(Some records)
________________________________________
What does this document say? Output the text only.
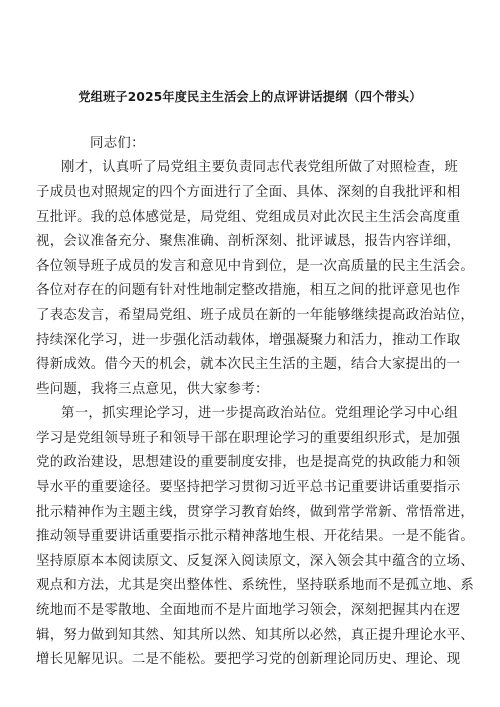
党组班子2025年度民主生活会上的点评讲话提纲（四个带头）
同志们：
刚才，认真听了局党组主要负责同志代表党组所做了对照检查，班
子成员也对照规定的四个方面进行了全面、具体、深刻的自我批评和相
互批评。我的总体感觉是，局党组、党组成员对此次民主生活会高度重
视，会议准备充分、聚焦准确、剖析深刻、批评诚恳，报告内容详细，
各位领导班子成员的发言和意见中肯到位，是一次高质量的民主生活会。
各位对存在的问题有针对性地制定整改措施，相互之间的批评意见也作
了表态发言，希望局党组、班子成员在新的一年能够继续提高政治站位，
持续深化学习，进一步强化活动载体，增强凝聚力和活力，推动工作取
得新成效。借今天的机会，就本次民主生活的主题，结合大家提出的一
些问题，我将三点意见，供大家参考：
第一，抓实理论学习，进一步提高政治站位。党组理论学习中心组
学习是党组领导班子和领导干部在职理论学习的重要组织形式，是加强
党的政治建设，思想建设的重要制度安排，也是提高党的执政能力和领
导水平的重要途径。要坚持把学习贯彻习近平总书记重要讲话重要指示
批示精神作为主题主线，贯穿学习教育始终，做到常学常新、常悟常进，
推动领导重要讲话重要指示批示精神落地生根、开花结果。一是不能省。
坚持原原本本阅读原文、反复深入阅读原文，深入领会其中蕴含的立场、
观点和方法，尤其是突出整体性、系统性，坚持联系地而不是孤立地、系
统地而不是零散地、全面地而不是片面地学习领会，深刻把握其内在逻
辑，努力做到知其然、知其所以然、知其所以必然，真正提升理论水平、
增长见解见识。二是不能松。要把学习党的创新理论同历史、理论、现
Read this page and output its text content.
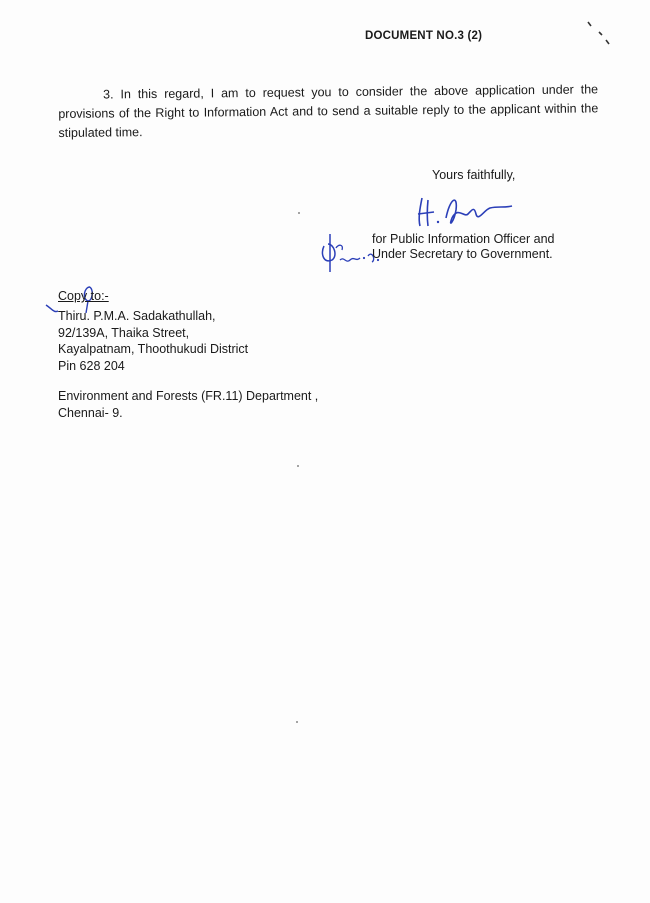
DOCUMENT NO.3 (2)
3. In this regard, I am to request you to consider the above application under the provisions of the Right to Information Act and to send a suitable reply to the applicant within the stipulated time.
Yours faithfully,
for Public Information Officer and
Under Secretary to Government.
Copy to:-
Thiru. P.M.A. Sadakathullah,
92/139A, Thaika Street,
Kayalpatnam, Thoothukudi District
Pin 628 204
Environment and Forests (FR.11) Department ,
Chennai- 9.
________________________________________
> [Work to do] Print the entries above exactly, taking out only the pictures.

> [Result for this exercise]
What does this document say? Output the text only.
党组班子2025年度民主生活会上的点评讲话提纲（四个带头）
同志们：
刚才，认真听了局党组主要负责同志代表党组所做了对照检查，班
子成员也对照规定的四个方面进行了全面、具体、深刻的自我批评和相
互批评。我的总体感觉是，局党组、党组成员对此次民主生活会高度重
视，会议准备充分、聚焦准确、剖析深刻、批评诚恳，报告内容详细，
各位领导班子成员的发言和意见中肯到位，是一次高质量的民主生活会。
各位对存在的问题有针对性地制定整改措施，相互之间的批评意见也作
了表态发言，希望局党组、班子成员在新的一年能够继续提高政治站位，
持续深化学习，进一步强化活动载体，增强凝聚力和活力，推动工作取
得新成效。借今天的机会，就本次民主生活的主题，结合大家提出的一
些问题，我将三点意见，供大家参考：
第一，抓实理论学习，进一步提高政治站位。党组理论学习中心组
学习是党组领导班子和领导干部在职理论学习的重要组织形式，是加强
党的政治建设，思想建设的重要制度安排，也是提高党的执政能力和领
导水平的重要途径。要坚持把学习贯彻习近平总书记重要讲话重要指示
批示精神作为主题主线，贯穿学习教育始终，做到常学常新、常悟常进，
推动领导重要讲话重要指示批示精神落地生根、开花结果。一是不能省。
坚持原原本本阅读原文、反复深入阅读原文，深入领会其中蕴含的立场、
观点和方法，尤其是突出整体性、系统性，坚持联系地而不是孤立地、系
统地而不是零散地、全面地而不是片面地学习领会，深刻把握其内在逻
辑，努力做到知其然、知其所以然、知其所以必然，真正提升理论水平、
增长见解见识。二是不能松。要把学习党的创新理论同历史、理论、现
Read this page and output its text content.
DOCUMENT NO.3 (2)
3. In this regard, I am to request you to consider the above application under the provisions of the Right to Information Act and to send a suitable reply to the applicant within the stipulated time.
Yours faithfully,
for Public Information Officer and
Under Secretary to Government.
Copy to:-
Thiru. P.M.A. Sadakathullah,
92/139A, Thaika Street,
Kayalpatnam, Thoothukudi District
Pin 628 204
Environment and Forests (FR.11) Department ,
Chennai- 9.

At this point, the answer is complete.